** START Listed records **

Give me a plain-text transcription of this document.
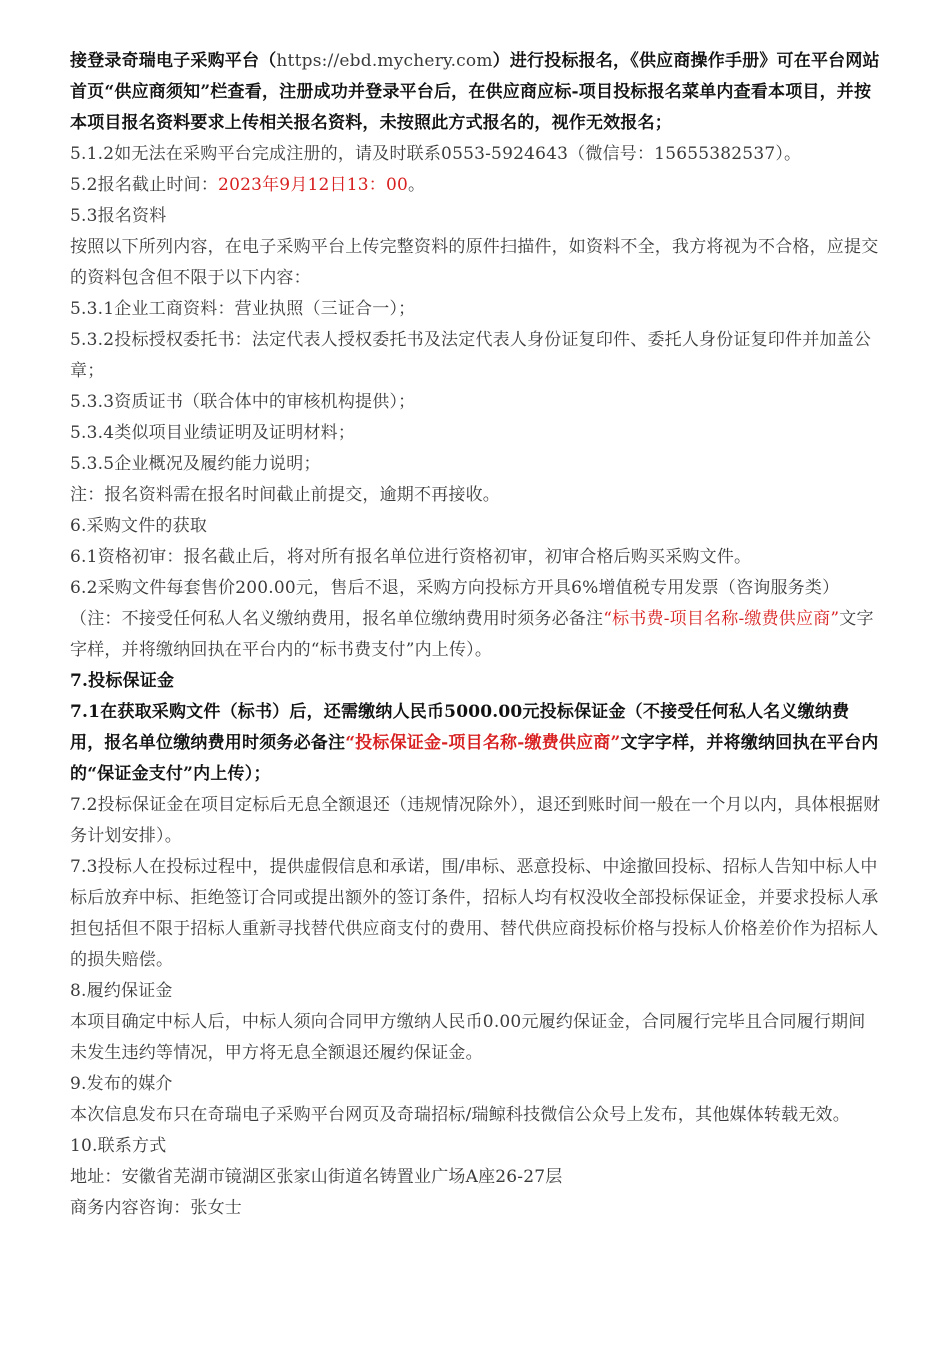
接登录奇瑞电子采购平台（https://ebd.mychery.com）进行投标报名，《供应商操作手册》可在平台网站首页“供应商须知”栏查看，注册成功并登录平台后，在供应商应标-项目投标报名菜单内查看本项目，并按本项目报名资料要求上传相关报名资料，未按照此方式报名的，视作无效报名；

5.1.2如无法在采购平台完成注册的，请及时联系0553-5924643（微信号：15655382537）。

5.2报名截止时间：2023年9月12日13：00。

5.3报名资料

按照以下所列内容，在电子采购平台上传完整资料的原件扫描件，如资料不全，我方将视为不合格，应提交的资料包含但不限于以下内容：

5.3.1企业工商资料：营业执照（三证合一）；

5.3.2投标授权委托书：法定代表人授权委托书及法定代表人身份证复印件、委托人身份证复印件并加盖公章；

5.3.3资质证书（联合体中的审核机构提供）；

5.3.4类似项目业绩证明及证明材料；

5.3.5企业概况及履约能力说明；

注：报名资料需在报名时间截止前提交，逾期不再接收。

6.采购文件的获取

6.1资格初审：报名截止后，将对所有报名单位进行资格初审，初审合格后购买采购文件。

6.2采购文件每套售价200.00元，售后不退，采购方向投标方开具6%增值税专用发票（咨询服务类）（注：不接受任何私人名义缴纳费用，报名单位缴纳费用时须务必备注“标书费-项目名称-缴费供应商”文字字样，并将缴纳回执在平台内的“标书费支付”内上传）。

7.投标保证金

7.1在获取采购文件（标书）后，还需缴纳人民币5000.00元投标保证金（不接受任何私人名义缴纳费用，报名单位缴纳费用时须务必备注“投标保证金-项目名称-缴费供应商”文字字样，并将缴纳回执在平台内的“保证金支付”内上传）；

7.2投标保证金在项目定标后无息全额退还（违规情况除外），退还到账时间一般在一个月以内，具体根据财务计划安排）。

7.3投标人在投标过程中，提供虚假信息和承诺，围/串标、恶意投标、中途撤回投标、招标人告知中标人中标后放弃中标、拒绝签订合同或提出额外的签订条件，招标人均有权没收全部投标保证金，并要求投标人承担包括但不限于招标人重新寻找替代供应商支付的费用、替代供应商投标价格与投标人价格差价作为招标人的损失赔偿。

8.履约保证金

本项目确定中标人后，中标人须向合同甲方缴纳人民币0.00元履约保证金，合同履行完毕且合同履行期间未发生违约等情况，甲方将无息全额退还履约保证金。

9.发布的媒介

本次信息发布只在奇瑞电子采购平台网页及奇瑞招标/瑞鲸科技微信公众号上发布，其他媒体转载无效。

10.联系方式

地址：安徽省芜湖市镜湖区张家山街道名铸置业广场A座26-27层

商务内容咨询：张女士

** END Listed records **

→ **Exercise**:
The pictures in the entries should be left out; output everything else exactly.

→ **Exercise result**:
Give me a plain-text transcription of this document.
接登录奇瑞电子采购平台（https://ebd.mychery.com）进行投标报名，《供应商操作手册》可在平台网站首页“供应商须知”栏查看，注册成功并登录平台后，在供应商应标-项目投标报名菜单内查看本项目，并按本项目报名资料要求上传相关报名资料，未按照此方式报名的，视作无效报名；

5.1.2如无法在采购平台完成注册的，请及时联系0553-5924643（微信号：15655382537）。

5.2报名截止时间：2023年9月12日13：00。

5.3报名资料

按照以下所列内容，在电子采购平台上传完整资料的原件扫描件，如资料不全，我方将视为不合格，应提交的资料包含但不限于以下内容：

5.3.1企业工商资料：营业执照（三证合一）；

5.3.2投标授权委托书：法定代表人授权委托书及法定代表人身份证复印件、委托人身份证复印件并加盖公章；

5.3.3资质证书（联合体中的审核机构提供）；

5.3.4类似项目业绩证明及证明材料；

5.3.5企业概况及履约能力说明；

注：报名资料需在报名时间截止前提交，逾期不再接收。

6.采购文件的获取

6.1资格初审：报名截止后，将对所有报名单位进行资格初审，初审合格后购买采购文件。

6.2采购文件每套售价200.00元，售后不退，采购方向投标方开具6%增值税专用发票（咨询服务类）（注：不接受任何私人名义缴纳费用，报名单位缴纳费用时须务必备注“标书费-项目名称-缴费供应商”文字字样，并将缴纳回执在平台内的“标书费支付”内上传）。

7.投标保证金

7.1在获取采购文件（标书）后，还需缴纳人民币5000.00元投标保证金（不接受任何私人名义缴纳费用，报名单位缴纳费用时须务必备注“投标保证金-项目名称-缴费供应商”文字字样，并将缴纳回执在平台内的“保证金支付”内上传）；

7.2投标保证金在项目定标后无息全额退还（违规情况除外），退还到账时间一般在一个月以内，具体根据财务计划安排）。

7.3投标人在投标过程中，提供虚假信息和承诺，围/串标、恶意投标、中途撤回投标、招标人告知中标人中标后放弃中标、拒绝签订合同或提出额外的签订条件，招标人均有权没收全部投标保证金，并要求投标人承担包括但不限于招标人重新寻找替代供应商支付的费用、替代供应商投标价格与投标人价格差价作为招标人的损失赔偿。

8.履约保证金

本项目确定中标人后，中标人须向合同甲方缴纳人民币0.00元履约保证金，合同履行完毕且合同履行期间未发生违约等情况，甲方将无息全额退还履约保证金。

9.发布的媒介

本次信息发布只在奇瑞电子采购平台网页及奇瑞招标/瑞鲸科技微信公众号上发布，其他媒体转载无效。

10.联系方式

地址：安徽省芜湖市镜湖区张家山街道名铸置业广场A座26-27层

商务内容咨询：张女士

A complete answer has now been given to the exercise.